**Written exercise**
Lines containing the string "saksalaisella" are to be counted; report the number and nothing more.

**Extracted records**
___

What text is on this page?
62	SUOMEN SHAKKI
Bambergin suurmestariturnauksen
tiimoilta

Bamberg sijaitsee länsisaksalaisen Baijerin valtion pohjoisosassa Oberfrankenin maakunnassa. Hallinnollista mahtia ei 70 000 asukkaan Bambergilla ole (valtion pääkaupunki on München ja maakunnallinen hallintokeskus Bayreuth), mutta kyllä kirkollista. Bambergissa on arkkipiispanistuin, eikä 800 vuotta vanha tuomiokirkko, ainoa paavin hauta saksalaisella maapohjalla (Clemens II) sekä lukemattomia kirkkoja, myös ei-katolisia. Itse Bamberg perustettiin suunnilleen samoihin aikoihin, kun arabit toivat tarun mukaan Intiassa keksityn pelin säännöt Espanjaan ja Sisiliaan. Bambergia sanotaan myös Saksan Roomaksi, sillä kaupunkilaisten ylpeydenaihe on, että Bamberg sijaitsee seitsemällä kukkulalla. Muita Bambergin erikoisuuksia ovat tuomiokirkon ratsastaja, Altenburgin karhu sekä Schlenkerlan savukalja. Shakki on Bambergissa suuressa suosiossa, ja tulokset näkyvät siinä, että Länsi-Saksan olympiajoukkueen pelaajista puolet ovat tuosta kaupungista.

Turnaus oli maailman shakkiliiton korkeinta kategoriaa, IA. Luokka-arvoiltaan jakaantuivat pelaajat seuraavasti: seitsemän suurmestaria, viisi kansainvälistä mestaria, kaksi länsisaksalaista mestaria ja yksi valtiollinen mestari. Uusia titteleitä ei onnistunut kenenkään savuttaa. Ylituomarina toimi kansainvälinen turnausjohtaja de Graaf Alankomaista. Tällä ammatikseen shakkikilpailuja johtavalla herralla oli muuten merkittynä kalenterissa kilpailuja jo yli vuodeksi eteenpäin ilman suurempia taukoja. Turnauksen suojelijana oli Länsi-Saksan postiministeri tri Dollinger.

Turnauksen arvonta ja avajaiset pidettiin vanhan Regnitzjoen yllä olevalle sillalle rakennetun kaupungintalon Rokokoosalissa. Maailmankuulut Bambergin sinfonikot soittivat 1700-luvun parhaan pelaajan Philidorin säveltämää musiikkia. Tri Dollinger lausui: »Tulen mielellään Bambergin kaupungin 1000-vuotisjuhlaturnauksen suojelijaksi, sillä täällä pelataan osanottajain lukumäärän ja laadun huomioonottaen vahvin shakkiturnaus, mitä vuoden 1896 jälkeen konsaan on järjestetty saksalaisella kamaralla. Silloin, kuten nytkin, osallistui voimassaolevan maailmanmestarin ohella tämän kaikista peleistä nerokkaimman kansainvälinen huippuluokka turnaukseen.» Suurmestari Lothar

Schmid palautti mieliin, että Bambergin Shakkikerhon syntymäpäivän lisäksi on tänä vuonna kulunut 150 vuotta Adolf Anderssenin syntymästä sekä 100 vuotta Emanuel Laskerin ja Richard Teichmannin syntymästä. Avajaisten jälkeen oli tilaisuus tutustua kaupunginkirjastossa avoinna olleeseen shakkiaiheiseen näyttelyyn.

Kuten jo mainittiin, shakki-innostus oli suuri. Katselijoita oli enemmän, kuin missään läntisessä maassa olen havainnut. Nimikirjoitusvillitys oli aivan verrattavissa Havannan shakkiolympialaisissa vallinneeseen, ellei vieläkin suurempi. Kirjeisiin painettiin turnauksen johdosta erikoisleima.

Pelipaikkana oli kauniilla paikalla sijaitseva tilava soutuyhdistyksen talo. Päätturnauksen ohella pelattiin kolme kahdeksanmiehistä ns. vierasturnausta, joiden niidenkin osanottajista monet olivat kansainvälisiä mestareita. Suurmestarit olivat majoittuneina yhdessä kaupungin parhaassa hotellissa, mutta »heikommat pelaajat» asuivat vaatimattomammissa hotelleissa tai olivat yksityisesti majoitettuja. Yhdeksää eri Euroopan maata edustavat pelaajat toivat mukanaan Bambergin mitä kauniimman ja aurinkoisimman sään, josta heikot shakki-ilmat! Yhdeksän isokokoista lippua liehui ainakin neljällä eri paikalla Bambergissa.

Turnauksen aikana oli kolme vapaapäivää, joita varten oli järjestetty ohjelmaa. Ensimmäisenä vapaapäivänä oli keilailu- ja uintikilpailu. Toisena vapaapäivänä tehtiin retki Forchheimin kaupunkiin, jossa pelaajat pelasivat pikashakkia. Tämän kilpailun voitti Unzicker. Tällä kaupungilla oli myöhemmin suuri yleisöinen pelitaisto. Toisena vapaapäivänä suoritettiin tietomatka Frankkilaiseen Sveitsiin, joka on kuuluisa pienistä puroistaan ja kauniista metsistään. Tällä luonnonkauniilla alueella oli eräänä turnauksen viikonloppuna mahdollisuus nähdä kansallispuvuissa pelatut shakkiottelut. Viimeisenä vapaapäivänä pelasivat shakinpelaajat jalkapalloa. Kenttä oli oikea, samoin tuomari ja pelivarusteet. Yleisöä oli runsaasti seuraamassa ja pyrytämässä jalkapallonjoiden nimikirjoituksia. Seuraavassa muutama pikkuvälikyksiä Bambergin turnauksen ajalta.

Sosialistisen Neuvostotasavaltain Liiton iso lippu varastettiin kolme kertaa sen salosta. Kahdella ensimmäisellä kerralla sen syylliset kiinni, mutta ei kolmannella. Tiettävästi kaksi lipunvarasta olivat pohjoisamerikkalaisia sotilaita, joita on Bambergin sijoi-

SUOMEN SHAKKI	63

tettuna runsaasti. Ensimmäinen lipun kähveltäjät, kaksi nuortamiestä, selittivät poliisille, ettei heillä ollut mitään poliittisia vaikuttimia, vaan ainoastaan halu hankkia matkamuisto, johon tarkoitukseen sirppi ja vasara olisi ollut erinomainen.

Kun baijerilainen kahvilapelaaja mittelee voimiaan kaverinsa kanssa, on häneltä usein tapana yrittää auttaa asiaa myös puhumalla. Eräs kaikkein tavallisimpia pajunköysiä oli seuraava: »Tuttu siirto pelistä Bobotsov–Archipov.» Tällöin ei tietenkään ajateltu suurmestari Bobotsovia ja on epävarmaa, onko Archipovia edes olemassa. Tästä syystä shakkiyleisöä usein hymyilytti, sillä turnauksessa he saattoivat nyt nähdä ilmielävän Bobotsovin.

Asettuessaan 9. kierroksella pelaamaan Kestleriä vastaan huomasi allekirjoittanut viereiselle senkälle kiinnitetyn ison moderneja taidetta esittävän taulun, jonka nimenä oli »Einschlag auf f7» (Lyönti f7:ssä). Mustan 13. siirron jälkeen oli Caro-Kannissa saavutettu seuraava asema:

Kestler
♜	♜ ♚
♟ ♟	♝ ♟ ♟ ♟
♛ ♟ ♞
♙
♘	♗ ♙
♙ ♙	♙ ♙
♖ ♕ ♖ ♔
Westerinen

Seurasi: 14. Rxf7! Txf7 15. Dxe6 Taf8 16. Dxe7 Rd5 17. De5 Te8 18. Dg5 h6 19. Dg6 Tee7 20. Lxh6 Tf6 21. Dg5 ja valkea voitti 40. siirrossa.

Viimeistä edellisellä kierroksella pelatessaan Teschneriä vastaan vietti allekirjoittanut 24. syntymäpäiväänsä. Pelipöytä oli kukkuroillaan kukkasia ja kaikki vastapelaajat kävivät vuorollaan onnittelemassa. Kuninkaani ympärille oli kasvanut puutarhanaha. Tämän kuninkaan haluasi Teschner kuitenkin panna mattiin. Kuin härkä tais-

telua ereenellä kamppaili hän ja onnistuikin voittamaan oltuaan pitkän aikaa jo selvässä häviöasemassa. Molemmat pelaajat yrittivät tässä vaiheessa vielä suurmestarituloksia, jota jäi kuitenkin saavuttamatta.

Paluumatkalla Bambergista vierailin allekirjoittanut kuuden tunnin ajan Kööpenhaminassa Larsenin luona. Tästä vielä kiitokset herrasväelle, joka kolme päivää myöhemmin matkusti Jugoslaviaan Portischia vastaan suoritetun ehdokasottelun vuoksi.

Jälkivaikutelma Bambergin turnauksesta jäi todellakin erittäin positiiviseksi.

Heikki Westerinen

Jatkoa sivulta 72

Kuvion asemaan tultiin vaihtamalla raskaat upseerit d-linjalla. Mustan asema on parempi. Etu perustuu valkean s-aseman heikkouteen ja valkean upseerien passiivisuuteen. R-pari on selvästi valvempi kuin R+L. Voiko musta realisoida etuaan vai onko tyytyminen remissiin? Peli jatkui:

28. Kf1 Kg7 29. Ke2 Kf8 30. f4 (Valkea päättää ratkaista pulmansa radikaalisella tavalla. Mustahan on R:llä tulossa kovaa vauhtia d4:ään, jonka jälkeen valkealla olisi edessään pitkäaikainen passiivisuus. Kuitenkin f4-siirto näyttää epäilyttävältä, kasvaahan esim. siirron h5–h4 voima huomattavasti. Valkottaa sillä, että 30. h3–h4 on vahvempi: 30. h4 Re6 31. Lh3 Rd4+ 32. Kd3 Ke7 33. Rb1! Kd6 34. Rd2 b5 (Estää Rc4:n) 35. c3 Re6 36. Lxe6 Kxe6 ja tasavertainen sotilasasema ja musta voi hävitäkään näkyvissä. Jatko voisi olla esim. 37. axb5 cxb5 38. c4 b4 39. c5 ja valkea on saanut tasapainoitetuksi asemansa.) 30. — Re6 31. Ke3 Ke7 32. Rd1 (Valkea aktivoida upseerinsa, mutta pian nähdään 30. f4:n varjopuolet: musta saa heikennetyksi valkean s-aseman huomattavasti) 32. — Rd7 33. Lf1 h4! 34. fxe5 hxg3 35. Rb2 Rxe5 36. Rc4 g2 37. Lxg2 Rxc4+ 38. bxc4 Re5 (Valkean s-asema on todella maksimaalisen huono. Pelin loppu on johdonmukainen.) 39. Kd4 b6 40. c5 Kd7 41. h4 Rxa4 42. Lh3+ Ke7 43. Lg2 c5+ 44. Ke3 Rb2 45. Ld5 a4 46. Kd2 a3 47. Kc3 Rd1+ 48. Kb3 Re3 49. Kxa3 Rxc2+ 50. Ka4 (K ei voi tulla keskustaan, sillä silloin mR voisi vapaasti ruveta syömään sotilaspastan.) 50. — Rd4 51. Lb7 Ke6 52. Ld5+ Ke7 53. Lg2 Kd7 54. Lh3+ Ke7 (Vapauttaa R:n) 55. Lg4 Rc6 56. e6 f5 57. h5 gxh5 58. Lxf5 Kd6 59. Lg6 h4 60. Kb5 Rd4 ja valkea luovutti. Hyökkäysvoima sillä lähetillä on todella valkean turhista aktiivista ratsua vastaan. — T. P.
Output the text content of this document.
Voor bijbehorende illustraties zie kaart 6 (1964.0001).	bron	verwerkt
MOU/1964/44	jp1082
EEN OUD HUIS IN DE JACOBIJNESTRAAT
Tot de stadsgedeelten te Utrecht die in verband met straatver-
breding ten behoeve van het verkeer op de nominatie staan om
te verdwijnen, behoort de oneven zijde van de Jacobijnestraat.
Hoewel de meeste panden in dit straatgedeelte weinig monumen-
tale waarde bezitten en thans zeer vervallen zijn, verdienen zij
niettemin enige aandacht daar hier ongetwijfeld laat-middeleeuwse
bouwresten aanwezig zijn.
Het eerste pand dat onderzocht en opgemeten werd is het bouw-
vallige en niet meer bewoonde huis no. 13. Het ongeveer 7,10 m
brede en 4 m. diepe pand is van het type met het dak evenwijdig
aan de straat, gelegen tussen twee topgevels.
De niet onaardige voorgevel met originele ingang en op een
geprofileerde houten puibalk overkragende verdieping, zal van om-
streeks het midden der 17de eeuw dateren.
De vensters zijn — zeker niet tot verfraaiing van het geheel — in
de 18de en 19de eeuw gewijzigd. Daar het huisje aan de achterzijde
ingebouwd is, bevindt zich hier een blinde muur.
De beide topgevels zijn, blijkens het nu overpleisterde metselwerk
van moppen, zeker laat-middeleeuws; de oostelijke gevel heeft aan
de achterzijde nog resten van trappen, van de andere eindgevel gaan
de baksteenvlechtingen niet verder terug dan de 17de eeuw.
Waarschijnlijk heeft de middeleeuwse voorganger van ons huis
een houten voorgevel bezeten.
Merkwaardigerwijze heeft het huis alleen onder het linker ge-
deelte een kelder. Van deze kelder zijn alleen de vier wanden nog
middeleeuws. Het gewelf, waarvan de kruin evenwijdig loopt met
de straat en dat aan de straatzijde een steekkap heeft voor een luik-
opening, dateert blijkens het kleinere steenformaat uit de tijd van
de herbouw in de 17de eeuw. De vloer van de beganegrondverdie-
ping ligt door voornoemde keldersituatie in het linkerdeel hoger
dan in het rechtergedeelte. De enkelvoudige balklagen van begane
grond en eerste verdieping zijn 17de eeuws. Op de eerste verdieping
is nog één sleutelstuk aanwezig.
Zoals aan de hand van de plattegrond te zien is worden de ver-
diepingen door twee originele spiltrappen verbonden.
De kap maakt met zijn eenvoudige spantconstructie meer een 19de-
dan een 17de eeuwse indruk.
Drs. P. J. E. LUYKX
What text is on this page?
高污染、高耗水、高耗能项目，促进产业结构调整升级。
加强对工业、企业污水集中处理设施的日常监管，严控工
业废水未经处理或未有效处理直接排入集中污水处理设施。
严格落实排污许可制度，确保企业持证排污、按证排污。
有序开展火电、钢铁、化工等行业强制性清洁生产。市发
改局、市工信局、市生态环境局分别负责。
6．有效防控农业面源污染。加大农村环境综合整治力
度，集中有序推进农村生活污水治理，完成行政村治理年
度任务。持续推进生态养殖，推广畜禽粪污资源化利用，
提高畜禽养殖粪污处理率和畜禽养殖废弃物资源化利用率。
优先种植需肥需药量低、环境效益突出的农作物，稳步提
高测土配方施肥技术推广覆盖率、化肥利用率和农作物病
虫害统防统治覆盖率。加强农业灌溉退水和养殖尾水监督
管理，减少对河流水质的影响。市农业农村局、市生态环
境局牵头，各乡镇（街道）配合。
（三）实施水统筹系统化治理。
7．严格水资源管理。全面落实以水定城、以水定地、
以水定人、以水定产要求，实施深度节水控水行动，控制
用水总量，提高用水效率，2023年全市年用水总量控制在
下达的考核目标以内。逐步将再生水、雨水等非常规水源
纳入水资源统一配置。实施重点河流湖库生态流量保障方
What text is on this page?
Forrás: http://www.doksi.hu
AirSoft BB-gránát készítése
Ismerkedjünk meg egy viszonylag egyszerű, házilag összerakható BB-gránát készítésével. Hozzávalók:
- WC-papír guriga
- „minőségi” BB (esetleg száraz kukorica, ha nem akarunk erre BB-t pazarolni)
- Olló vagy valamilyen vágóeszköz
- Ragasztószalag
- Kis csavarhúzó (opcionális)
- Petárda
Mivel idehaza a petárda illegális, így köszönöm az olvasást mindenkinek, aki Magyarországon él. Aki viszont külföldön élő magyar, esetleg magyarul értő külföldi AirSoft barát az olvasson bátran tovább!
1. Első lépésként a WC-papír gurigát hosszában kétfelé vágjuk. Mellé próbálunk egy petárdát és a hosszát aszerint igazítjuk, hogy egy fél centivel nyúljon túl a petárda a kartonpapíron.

___

**Full solution**
2